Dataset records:
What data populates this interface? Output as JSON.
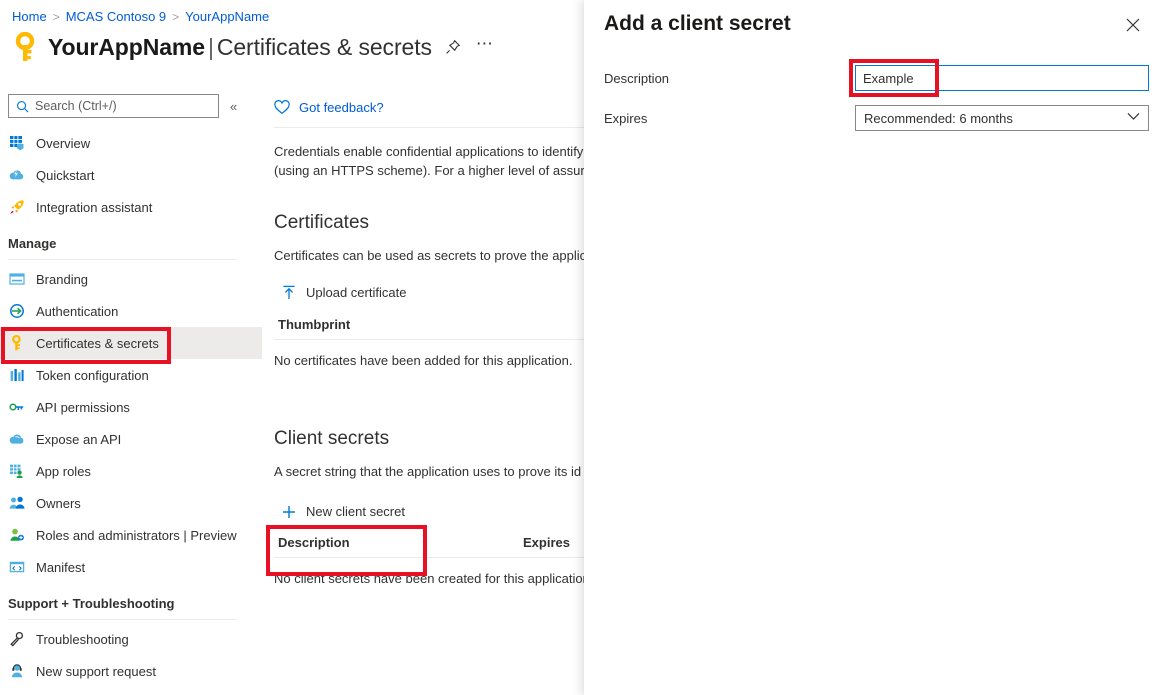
{
  "breadcrumb": {
    "items": [
      "Home",
      "MCAS Contoso 9",
      "YourAppName"
    ],
    "separator": ">"
  },
  "header": {
    "app_name": "YourAppName",
    "separator": "|",
    "page_name": "Certificates & secrets",
    "key_icon": "key-icon",
    "pin_icon": "pin-icon",
    "more_icon": "ellipsis-icon"
  },
  "sidebar": {
    "search": {
      "placeholder": "Search (Ctrl+/)",
      "value": "",
      "icon": "search-icon"
    },
    "collapse_icon": "«",
    "top_items": [
      {
        "label": "Overview",
        "icon": "grid-icon"
      },
      {
        "label": "Quickstart",
        "icon": "cloud-lightning-icon"
      },
      {
        "label": "Integration assistant",
        "icon": "rocket-icon"
      }
    ],
    "groups": [
      {
        "title": "Manage",
        "items": [
          {
            "label": "Branding",
            "icon": "browser-window-icon"
          },
          {
            "label": "Authentication",
            "icon": "authentication-arrow-icon"
          },
          {
            "label": "Certificates & secrets",
            "icon": "key-icon",
            "selected": true
          },
          {
            "label": "Token configuration",
            "icon": "bars-icon"
          },
          {
            "label": "API permissions",
            "icon": "api-key-icon"
          },
          {
            "label": "Expose an API",
            "icon": "cloud-icon"
          },
          {
            "label": "App roles",
            "icon": "app-roles-icon"
          },
          {
            "label": "Owners",
            "icon": "owners-icon"
          },
          {
            "label": "Roles and administrators | Preview",
            "icon": "role-person-icon"
          },
          {
            "label": "Manifest",
            "icon": "manifest-icon"
          }
        ]
      },
      {
        "title": "Support + Troubleshooting",
        "items": [
          {
            "label": "Troubleshooting",
            "icon": "wrench-icon"
          },
          {
            "label": "New support request",
            "icon": "support-person-icon"
          }
        ]
      }
    ]
  },
  "main": {
    "feedback": {
      "label": "Got feedback?",
      "icon": "heart-icon"
    },
    "intro_line1": "Credentials enable confidential applications to identify",
    "intro_line2": "(using an HTTPS scheme). For a higher level of assuran",
    "certificates": {
      "heading": "Certificates",
      "description": "Certificates can be used as secrets to prove the applica",
      "upload_button": {
        "label": "Upload certificate",
        "icon": "upload-icon"
      },
      "column_header": "Thumbprint",
      "empty_text": "No certificates have been added for this application."
    },
    "client_secrets": {
      "heading": "Client secrets",
      "description": "A secret string that the application uses to prove its id",
      "new_button": {
        "label": "New client secret",
        "icon": "plus-icon"
      },
      "columns": [
        "Description",
        "Expires"
      ],
      "empty_text": "No client secrets have been created for this application"
    }
  },
  "panel": {
    "title": "Add a client secret",
    "close_icon": "close-icon",
    "fields": {
      "description": {
        "label": "Description",
        "value": "Example",
        "placeholder": ""
      },
      "expires": {
        "label": "Expires",
        "value": "Recommended: 6 months",
        "chevron_icon": "chevron-down-icon"
      }
    }
  },
  "callouts": {
    "highlight_color": "#e81123",
    "targets": [
      "sidebar-item-certificates-secrets",
      "new-client-secret-button",
      "description-input"
    ]
  }
}
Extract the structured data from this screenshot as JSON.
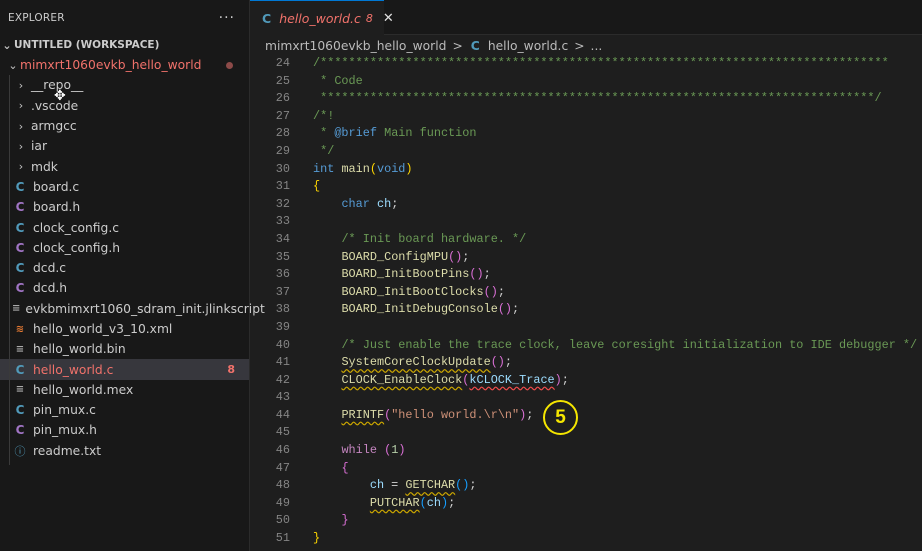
{
  "explorer": {
    "title": "EXPLORER",
    "more": "···",
    "workspace": "UNTITLED (WORKSPACE)",
    "folder": "mimxrt1060evkb_hello_world",
    "items": [
      {
        "label": "__repo__",
        "type": "folder"
      },
      {
        "label": ".vscode",
        "type": "folder"
      },
      {
        "label": "armgcc",
        "type": "folder"
      },
      {
        "label": "iar",
        "type": "folder"
      },
      {
        "label": "mdk",
        "type": "folder"
      },
      {
        "label": "board.c",
        "type": "c"
      },
      {
        "label": "board.h",
        "type": "h"
      },
      {
        "label": "clock_config.c",
        "type": "c"
      },
      {
        "label": "clock_config.h",
        "type": "h"
      },
      {
        "label": "dcd.c",
        "type": "c"
      },
      {
        "label": "dcd.h",
        "type": "h"
      },
      {
        "label": "evkbmimxrt1060_sdram_init.jlinkscript",
        "type": "text"
      },
      {
        "label": "hello_world_v3_10.xml",
        "type": "xml"
      },
      {
        "label": "hello_world.bin",
        "type": "text"
      },
      {
        "label": "hello_world.c",
        "type": "c",
        "selected": true,
        "errors": "8"
      },
      {
        "label": "hello_world.mex",
        "type": "text"
      },
      {
        "label": "pin_mux.c",
        "type": "c"
      },
      {
        "label": "pin_mux.h",
        "type": "h"
      },
      {
        "label": "readme.txt",
        "type": "info"
      }
    ]
  },
  "tab": {
    "icon": "C",
    "label": "hello_world.c",
    "problems": "8",
    "close": "✕"
  },
  "breadcrumb": {
    "folder": "mimxrt1060evkb_hello_world",
    "sep": ">",
    "icon": "C",
    "file": "hello_world.c",
    "more": "..."
  },
  "step_badge": "5",
  "code": [
    {
      "n": "24",
      "t": [
        [
          "/********************************************************************************",
          "cm"
        ]
      ]
    },
    {
      "n": "25",
      "t": [
        [
          " * Code",
          "cm"
        ]
      ]
    },
    {
      "n": "26",
      "t": [
        [
          " ******************************************************************************/",
          "cm"
        ]
      ]
    },
    {
      "n": "27",
      "t": [
        [
          "/*!",
          "cm"
        ]
      ]
    },
    {
      "n": "28",
      "t": [
        [
          " * ",
          "cm"
        ],
        [
          "@brief",
          "kw"
        ],
        [
          " Main function",
          "cm"
        ]
      ]
    },
    {
      "n": "29",
      "t": [
        [
          " */",
          "cm"
        ]
      ]
    },
    {
      "n": "30",
      "t": [
        [
          "int ",
          "kw"
        ],
        [
          "main",
          "fn"
        ],
        [
          "(",
          "p1"
        ],
        [
          "void",
          "kw"
        ],
        [
          ")",
          "p1"
        ]
      ]
    },
    {
      "n": "31",
      "t": [
        [
          "{",
          "p1"
        ]
      ]
    },
    {
      "n": "32",
      "t": [
        [
          "    ",
          ""
        ],
        [
          "char ",
          "kw"
        ],
        [
          "ch",
          "var"
        ],
        [
          ";",
          "d"
        ]
      ]
    },
    {
      "n": "33",
      "t": []
    },
    {
      "n": "34",
      "t": [
        [
          "    ",
          ""
        ],
        [
          "/* Init board hardware. */",
          "cm"
        ]
      ]
    },
    {
      "n": "35",
      "t": [
        [
          "    ",
          ""
        ],
        [
          "BOARD_ConfigMPU",
          "fn"
        ],
        [
          "()",
          "p2"
        ],
        [
          ";",
          "d"
        ]
      ]
    },
    {
      "n": "36",
      "t": [
        [
          "    ",
          ""
        ],
        [
          "BOARD_InitBootPins",
          "fn"
        ],
        [
          "()",
          "p2"
        ],
        [
          ";",
          "d"
        ]
      ]
    },
    {
      "n": "37",
      "t": [
        [
          "    ",
          ""
        ],
        [
          "BOARD_InitBootClocks",
          "fn"
        ],
        [
          "()",
          "p2"
        ],
        [
          ";",
          "d"
        ]
      ]
    },
    {
      "n": "38",
      "t": [
        [
          "    ",
          ""
        ],
        [
          "BOARD_InitDebugConsole",
          "fn"
        ],
        [
          "()",
          "p2"
        ],
        [
          ";",
          "d"
        ]
      ]
    },
    {
      "n": "39",
      "t": []
    },
    {
      "n": "40",
      "t": [
        [
          "    ",
          ""
        ],
        [
          "/* Just enable the trace clock, leave coresight initialization to IDE debugger */",
          "cm"
        ]
      ]
    },
    {
      "n": "41",
      "t": [
        [
          "    ",
          ""
        ],
        [
          "SystemCoreClockUpdate",
          "fn sqy"
        ],
        [
          "()",
          "p2"
        ],
        [
          ";",
          "d"
        ]
      ]
    },
    {
      "n": "42",
      "t": [
        [
          "    ",
          ""
        ],
        [
          "CLOCK_EnableClock",
          "fn sqy"
        ],
        [
          "(",
          "p2"
        ],
        [
          "kCLOCK_Trace",
          "var sqr"
        ],
        [
          ")",
          "p2"
        ],
        [
          ";",
          "d"
        ]
      ]
    },
    {
      "n": "43",
      "t": []
    },
    {
      "n": "44",
      "t": [
        [
          "    ",
          ""
        ],
        [
          "PRINTF",
          "fn sqy"
        ],
        [
          "(",
          "p2"
        ],
        [
          "\"hello world.\\r\\n\"",
          "str"
        ],
        [
          ")",
          "p2"
        ],
        [
          ";",
          "d"
        ]
      ]
    },
    {
      "n": "45",
      "t": []
    },
    {
      "n": "46",
      "t": [
        [
          "    ",
          ""
        ],
        [
          "while ",
          "ctl"
        ],
        [
          "(",
          "p2"
        ],
        [
          "1",
          "num"
        ],
        [
          ")",
          "p2"
        ]
      ]
    },
    {
      "n": "47",
      "t": [
        [
          "    ",
          ""
        ],
        [
          "{",
          "p2"
        ]
      ]
    },
    {
      "n": "48",
      "t": [
        [
          "        ",
          ""
        ],
        [
          "ch",
          "var"
        ],
        [
          " = ",
          "d"
        ],
        [
          "GETCHAR",
          "fn sqy"
        ],
        [
          "()",
          "p3"
        ],
        [
          ";",
          "d"
        ]
      ]
    },
    {
      "n": "49",
      "t": [
        [
          "        ",
          ""
        ],
        [
          "PUTCHAR",
          "fn sqy"
        ],
        [
          "(",
          "p3"
        ],
        [
          "ch",
          "var"
        ],
        [
          ")",
          "p3"
        ],
        [
          ";",
          "d"
        ]
      ]
    },
    {
      "n": "50",
      "t": [
        [
          "    ",
          ""
        ],
        [
          "}",
          "p2"
        ]
      ]
    },
    {
      "n": "51",
      "t": [
        [
          "}",
          "p1"
        ]
      ]
    }
  ]
}
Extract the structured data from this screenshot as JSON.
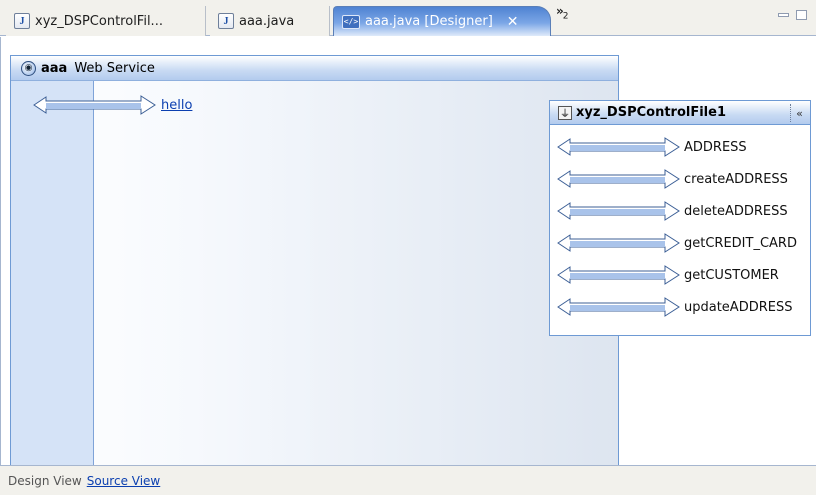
{
  "tabs": [
    {
      "label": "xyz_DSPControlFil...",
      "icon": "java-file-icon"
    },
    {
      "label": "aaa.java",
      "icon": "java-file-icon"
    },
    {
      "label": "aaa.java [Designer]",
      "icon": "designer-icon",
      "active": true
    }
  ],
  "tab_overflow": {
    "symbol": "»",
    "count": "2"
  },
  "service": {
    "name": "aaa",
    "kind": "Web Service",
    "operations": [
      "hello"
    ]
  },
  "control": {
    "name": "xyz_DSPControlFile1",
    "collapse_glyph": "«",
    "operations": [
      "ADDRESS",
      "createADDRESS",
      "deleteADDRESS",
      "getCREDIT_CARD",
      "getCUSTOMER",
      "updateADDRESS"
    ]
  },
  "footer": {
    "design_view": "Design View",
    "source_view": "Source View"
  },
  "colors": {
    "accent": "#4f83d2",
    "link": "#0b3fb0",
    "panel_border": "#6e9ad4"
  }
}
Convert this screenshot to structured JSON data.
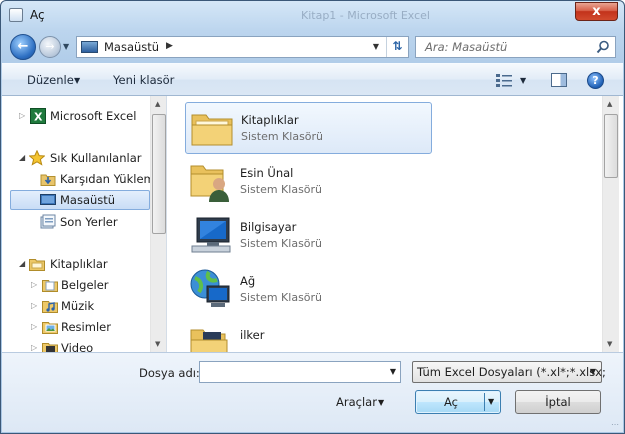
{
  "window": {
    "title": "Aç",
    "background_title": "Kitap1 - Microsoft Excel",
    "close_label": "x"
  },
  "nav": {
    "address": "Masaüstü",
    "search_placeholder": "Ara: Masaüstü"
  },
  "toolbar": {
    "organize_label": "Düzenle",
    "new_folder_label": "Yeni klasör",
    "help_label": "?"
  },
  "sidebar": {
    "items": [
      {
        "label": "Microsoft Excel",
        "icon": "excel-icon"
      },
      {
        "label": "Sık Kullanılanlar",
        "icon": "star-icon"
      },
      {
        "label": "Karşıdan Yüklemeler",
        "icon": "downloads-folder-icon"
      },
      {
        "label": "Masaüstü",
        "icon": "desktop-icon",
        "selected": true
      },
      {
        "label": "Son Yerler",
        "icon": "recent-places-icon"
      },
      {
        "label": "Kitaplıklar",
        "icon": "libraries-icon"
      },
      {
        "label": "Belgeler",
        "icon": "documents-icon"
      },
      {
        "label": "Müzik",
        "icon": "music-icon"
      },
      {
        "label": "Resimler",
        "icon": "pictures-icon"
      },
      {
        "label": "Video",
        "icon": "video-icon"
      }
    ]
  },
  "files": [
    {
      "name": "Kitaplıklar",
      "type": "Sistem Klasörü",
      "icon": "libraries-folder-icon",
      "selected": true
    },
    {
      "name": "Esin Ünal",
      "type": "Sistem Klasörü",
      "icon": "user-folder-icon"
    },
    {
      "name": "Bilgisayar",
      "type": "Sistem Klasörü",
      "icon": "computer-icon"
    },
    {
      "name": "Ağ",
      "type": "Sistem Klasörü",
      "icon": "network-icon"
    },
    {
      "name": "ilker",
      "type": "",
      "icon": "folder-icon"
    }
  ],
  "bottom": {
    "filename_label": "Dosya adı:",
    "filename_value": "",
    "filetype_value": "Tüm Excel Dosyaları (*.xl*;*.xlsx;",
    "tools_label": "Araçlar",
    "open_label": "Aç",
    "cancel_label": "İptal"
  },
  "colors": {
    "accent": "#3c7fb1",
    "selection_border": "#84acdd",
    "frame": "#a9c6e4"
  }
}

■ STATED EXERCISE ■
From the entries above, copy every line containing the word "heading".

■ COMPLETE RESPONSE ■
      "heading": "Certificates",
      "heading": "Client secrets",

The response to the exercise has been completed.